TASK TO COMPLETE
Restating the data exactly is the whole task.

╭─ DATA TO EXAMINE

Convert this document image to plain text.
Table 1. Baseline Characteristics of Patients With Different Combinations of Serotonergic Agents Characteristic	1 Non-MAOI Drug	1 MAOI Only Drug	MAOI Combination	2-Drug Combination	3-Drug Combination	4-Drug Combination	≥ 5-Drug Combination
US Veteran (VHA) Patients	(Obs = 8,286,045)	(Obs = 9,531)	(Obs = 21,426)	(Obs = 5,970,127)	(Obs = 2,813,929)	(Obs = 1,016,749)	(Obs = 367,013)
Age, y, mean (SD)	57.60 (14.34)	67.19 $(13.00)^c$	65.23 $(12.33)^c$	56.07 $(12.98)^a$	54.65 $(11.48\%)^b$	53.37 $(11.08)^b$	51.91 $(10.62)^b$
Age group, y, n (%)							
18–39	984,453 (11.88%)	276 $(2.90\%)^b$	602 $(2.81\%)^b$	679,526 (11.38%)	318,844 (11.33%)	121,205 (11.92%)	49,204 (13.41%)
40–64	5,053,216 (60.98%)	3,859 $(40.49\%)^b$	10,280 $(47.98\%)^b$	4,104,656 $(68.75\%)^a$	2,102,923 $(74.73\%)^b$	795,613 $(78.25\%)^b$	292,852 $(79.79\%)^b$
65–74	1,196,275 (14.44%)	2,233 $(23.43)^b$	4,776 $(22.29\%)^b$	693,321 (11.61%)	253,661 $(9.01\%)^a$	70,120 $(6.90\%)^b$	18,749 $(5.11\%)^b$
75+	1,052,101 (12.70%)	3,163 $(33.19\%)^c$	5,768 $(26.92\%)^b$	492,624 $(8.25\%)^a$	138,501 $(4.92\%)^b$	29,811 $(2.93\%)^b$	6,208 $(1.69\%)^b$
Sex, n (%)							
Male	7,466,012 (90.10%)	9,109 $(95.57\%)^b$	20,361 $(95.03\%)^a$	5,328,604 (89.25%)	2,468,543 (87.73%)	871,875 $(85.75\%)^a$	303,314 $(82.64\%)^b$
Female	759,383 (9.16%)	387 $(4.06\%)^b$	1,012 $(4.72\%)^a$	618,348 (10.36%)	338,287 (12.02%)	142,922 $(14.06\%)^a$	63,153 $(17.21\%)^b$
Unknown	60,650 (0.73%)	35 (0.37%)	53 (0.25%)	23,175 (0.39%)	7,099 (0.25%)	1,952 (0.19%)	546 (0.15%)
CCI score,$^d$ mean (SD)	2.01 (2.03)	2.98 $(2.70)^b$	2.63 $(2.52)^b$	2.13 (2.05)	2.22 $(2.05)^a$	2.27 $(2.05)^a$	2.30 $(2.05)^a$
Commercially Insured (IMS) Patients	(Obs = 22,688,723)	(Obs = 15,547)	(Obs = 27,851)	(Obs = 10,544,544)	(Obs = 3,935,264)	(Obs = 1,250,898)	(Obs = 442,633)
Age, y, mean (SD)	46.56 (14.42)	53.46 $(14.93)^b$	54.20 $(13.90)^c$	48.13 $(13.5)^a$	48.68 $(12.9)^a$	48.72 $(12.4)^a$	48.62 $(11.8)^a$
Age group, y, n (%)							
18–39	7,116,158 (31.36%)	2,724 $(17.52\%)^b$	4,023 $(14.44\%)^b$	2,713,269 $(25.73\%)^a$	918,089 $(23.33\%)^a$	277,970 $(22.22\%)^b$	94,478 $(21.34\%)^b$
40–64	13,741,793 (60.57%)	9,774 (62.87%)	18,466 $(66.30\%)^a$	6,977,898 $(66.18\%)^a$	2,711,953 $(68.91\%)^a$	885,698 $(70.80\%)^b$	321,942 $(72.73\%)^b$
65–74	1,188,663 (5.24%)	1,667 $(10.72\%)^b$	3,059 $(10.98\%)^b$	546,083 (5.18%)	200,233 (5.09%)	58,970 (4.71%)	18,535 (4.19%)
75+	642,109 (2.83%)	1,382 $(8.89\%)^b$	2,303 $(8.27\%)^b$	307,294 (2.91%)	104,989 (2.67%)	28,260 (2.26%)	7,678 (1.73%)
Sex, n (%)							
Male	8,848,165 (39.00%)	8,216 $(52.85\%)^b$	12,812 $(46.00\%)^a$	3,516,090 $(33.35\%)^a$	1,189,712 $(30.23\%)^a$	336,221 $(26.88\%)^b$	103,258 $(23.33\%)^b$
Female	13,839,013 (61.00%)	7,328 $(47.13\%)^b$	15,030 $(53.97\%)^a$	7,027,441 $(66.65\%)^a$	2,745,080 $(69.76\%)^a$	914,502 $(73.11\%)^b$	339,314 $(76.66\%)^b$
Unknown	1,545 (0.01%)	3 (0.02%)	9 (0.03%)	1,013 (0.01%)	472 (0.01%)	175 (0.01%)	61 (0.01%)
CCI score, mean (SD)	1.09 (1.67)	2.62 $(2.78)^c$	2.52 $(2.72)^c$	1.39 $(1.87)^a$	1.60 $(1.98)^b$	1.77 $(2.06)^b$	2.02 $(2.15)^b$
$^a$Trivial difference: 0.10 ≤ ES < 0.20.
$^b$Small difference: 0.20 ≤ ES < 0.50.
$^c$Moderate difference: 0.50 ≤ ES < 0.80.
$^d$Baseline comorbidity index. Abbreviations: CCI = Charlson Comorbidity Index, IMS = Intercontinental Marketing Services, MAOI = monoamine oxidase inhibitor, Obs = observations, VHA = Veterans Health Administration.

╰─

THE COMPLETED TASK
Convert this document image to plain text.
Table 1. Baseline Characteristics of Patients With Different Combinations of Serotonergic Agents Characteristic	1 Non-MAOI Drug	1 MAOI Only Drug	MAOI Combination	2-Drug Combination	3-Drug Combination	4-Drug Combination	≥ 5-Drug Combination
US Veteran (VHA) Patients	(Obs = 8,286,045)	(Obs = 9,531)	(Obs = 21,426)	(Obs = 5,970,127)	(Obs = 2,813,929)	(Obs = 1,016,749)	(Obs = 367,013)
Age, y, mean (SD)	57.60 (14.34)	67.19 $(13.00)^c$	65.23 $(12.33)^c$	56.07 $(12.98)^a$	54.65 $(11.48\%)^b$	53.37 $(11.08)^b$	51.91 $(10.62)^b$
Age group, y, n (%)							
18–39	984,453 (11.88%)	276 $(2.90\%)^b$	602 $(2.81\%)^b$	679,526 (11.38%)	318,844 (11.33%)	121,205 (11.92%)	49,204 (13.41%)
40–64	5,053,216 (60.98%)	3,859 $(40.49\%)^b$	10,280 $(47.98\%)^b$	4,104,656 $(68.75\%)^a$	2,102,923 $(74.73\%)^b$	795,613 $(78.25\%)^b$	292,852 $(79.79\%)^b$
65–74	1,196,275 (14.44%)	2,233 $(23.43)^b$	4,776 $(22.29\%)^b$	693,321 (11.61%)	253,661 $(9.01\%)^a$	70,120 $(6.90\%)^b$	18,749 $(5.11\%)^b$
75+	1,052,101 (12.70%)	3,163 $(33.19\%)^c$	5,768 $(26.92\%)^b$	492,624 $(8.25\%)^a$	138,501 $(4.92\%)^b$	29,811 $(2.93\%)^b$	6,208 $(1.69\%)^b$
Sex, n (%)							
Male	7,466,012 (90.10%)	9,109 $(95.57\%)^b$	20,361 $(95.03\%)^a$	5,328,604 (89.25%)	2,468,543 (87.73%)	871,875 $(85.75\%)^a$	303,314 $(82.64\%)^b$
Female	759,383 (9.16%)	387 $(4.06\%)^b$	1,012 $(4.72\%)^a$	618,348 (10.36%)	338,287 (12.02%)	142,922 $(14.06\%)^a$	63,153 $(17.21\%)^b$
Unknown	60,650 (0.73%)	35 (0.37%)	53 (0.25%)	23,175 (0.39%)	7,099 (0.25%)	1,952 (0.19%)	546 (0.15%)
CCI score,$^d$ mean (SD)	2.01 (2.03)	2.98 $(2.70)^b$	2.63 $(2.52)^b$	2.13 (2.05)	2.22 $(2.05)^a$	2.27 $(2.05)^a$	2.30 $(2.05)^a$
Commercially Insured (IMS) Patients	(Obs = 22,688,723)	(Obs = 15,547)	(Obs = 27,851)	(Obs = 10,544,544)	(Obs = 3,935,264)	(Obs = 1,250,898)	(Obs = 442,633)
Age, y, mean (SD)	46.56 (14.42)	53.46 $(14.93)^b$	54.20 $(13.90)^c$	48.13 $(13.5)^a$	48.68 $(12.9)^a$	48.72 $(12.4)^a$	48.62 $(11.8)^a$
Age group, y, n (%)							
18–39	7,116,158 (31.36%)	2,724 $(17.52\%)^b$	4,023 $(14.44\%)^b$	2,713,269 $(25.73\%)^a$	918,089 $(23.33\%)^a$	277,970 $(22.22\%)^b$	94,478 $(21.34\%)^b$
40–64	13,741,793 (60.57%)	9,774 (62.87%)	18,466 $(66.30\%)^a$	6,977,898 $(66.18\%)^a$	2,711,953 $(68.91\%)^a$	885,698 $(70.80\%)^b$	321,942 $(72.73\%)^b$
65–74	1,188,663 (5.24%)	1,667 $(10.72\%)^b$	3,059 $(10.98\%)^b$	546,083 (5.18%)	200,233 (5.09%)	58,970 (4.71%)	18,535 (4.19%)
75+	642,109 (2.83%)	1,382 $(8.89\%)^b$	2,303 $(8.27\%)^b$	307,294 (2.91%)	104,989 (2.67%)	28,260 (2.26%)	7,678 (1.73%)
Sex, n (%)							
Male	8,848,165 (39.00%)	8,216 $(52.85\%)^b$	12,812 $(46.00\%)^a$	3,516,090 $(33.35\%)^a$	1,189,712 $(30.23\%)^a$	336,221 $(26.88\%)^b$	103,258 $(23.33\%)^b$
Female	13,839,013 (61.00%)	7,328 $(47.13\%)^b$	15,030 $(53.97\%)^a$	7,027,441 $(66.65\%)^a$	2,745,080 $(69.76\%)^a$	914,502 $(73.11\%)^b$	339,314 $(76.66\%)^b$
Unknown	1,545 (0.01%)	3 (0.02%)	9 (0.03%)	1,013 (0.01%)	472 (0.01%)	175 (0.01%)	61 (0.01%)
CCI score, mean (SD)	1.09 (1.67)	2.62 $(2.78)^c$	2.52 $(2.72)^c$	1.39 $(1.87)^a$	1.60 $(1.98)^b$	1.77 $(2.06)^b$	2.02 $(2.15)^b$
$^a$Trivial difference: 0.10 ≤ ES < 0.20.
$^b$Small difference: 0.20 ≤ ES < 0.50.
$^c$Moderate difference: 0.50 ≤ ES < 0.80.
$^d$Baseline comorbidity index. Abbreviations: CCI = Charlson Comorbidity Index, IMS = Intercontinental Marketing Services, MAOI = monoamine oxidase inhibitor, Obs = observations, VHA = Veterans Health Administration.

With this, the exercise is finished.